■ GIVEN RECORDS:

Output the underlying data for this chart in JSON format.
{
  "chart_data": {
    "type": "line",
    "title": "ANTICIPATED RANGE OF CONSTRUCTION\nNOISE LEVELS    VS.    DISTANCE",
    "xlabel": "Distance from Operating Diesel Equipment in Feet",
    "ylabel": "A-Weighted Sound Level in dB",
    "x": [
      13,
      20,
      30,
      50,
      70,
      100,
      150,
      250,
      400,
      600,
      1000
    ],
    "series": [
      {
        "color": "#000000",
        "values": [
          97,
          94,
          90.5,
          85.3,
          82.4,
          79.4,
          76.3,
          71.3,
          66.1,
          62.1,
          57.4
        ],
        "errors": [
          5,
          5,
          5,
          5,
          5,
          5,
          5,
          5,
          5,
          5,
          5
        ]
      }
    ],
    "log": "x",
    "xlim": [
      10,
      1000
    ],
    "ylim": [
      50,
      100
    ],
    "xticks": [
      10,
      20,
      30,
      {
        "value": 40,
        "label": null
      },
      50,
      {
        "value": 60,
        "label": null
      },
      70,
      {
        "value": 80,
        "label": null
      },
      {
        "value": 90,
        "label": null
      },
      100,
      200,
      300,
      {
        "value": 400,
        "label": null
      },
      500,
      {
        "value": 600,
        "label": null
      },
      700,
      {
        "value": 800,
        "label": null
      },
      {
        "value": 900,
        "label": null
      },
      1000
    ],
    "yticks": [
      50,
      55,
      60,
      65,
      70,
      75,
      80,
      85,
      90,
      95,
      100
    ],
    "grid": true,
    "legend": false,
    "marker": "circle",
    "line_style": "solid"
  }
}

■ WHAT THIS TASK INVOLVES:
Write out the listing once more, matching it exactly.

■ ANSWER TO THE EXERCISE:
Output the underlying data for this chart in JSON format.
{
  "chart_data": {
    "type": "line",
    "title": "ANTICIPATED RANGE OF CONSTRUCTION\nNOISE LEVELS    VS.    DISTANCE",
    "xlabel": "Distance from Operating Diesel Equipment in Feet",
    "ylabel": "A-Weighted Sound Level in dB",
    "x": [
      13,
      20,
      30,
      50,
      70,
      100,
      150,
      250,
      400,
      600,
      1000
    ],
    "series": [
      {
        "color": "#000000",
        "values": [
          97,
          94,
          90.5,
          85.3,
          82.4,
          79.4,
          76.3,
          71.3,
          66.1,
          62.1,
          57.4
        ],
        "errors": [
          5,
          5,
          5,
          5,
          5,
          5,
          5,
          5,
          5,
          5,
          5
        ]
      }
    ],
    "log": "x",
    "xlim": [
      10,
      1000
    ],
    "ylim": [
      50,
      100
    ],
    "xticks": [
      10,
      20,
      30,
      {
        "value": 40,
        "label": null
      },
      50,
      {
        "value": 60,
        "label": null
      },
      70,
      {
        "value": 80,
        "label": null
      },
      {
        "value": 90,
        "label": null
      },
      100,
      200,
      300,
      {
        "value": 400,
        "label": null
      },
      500,
      {
        "value": 600,
        "label": null
      },
      700,
      {
        "value": 800,
        "label": null
      },
      {
        "value": 900,
        "label": null
      },
      1000
    ],
    "yticks": [
      50,
      55,
      60,
      65,
      70,
      75,
      80,
      85,
      90,
      95,
      100
    ],
    "grid": true,
    "legend": false,
    "marker": "circle",
    "line_style": "solid"
  }
}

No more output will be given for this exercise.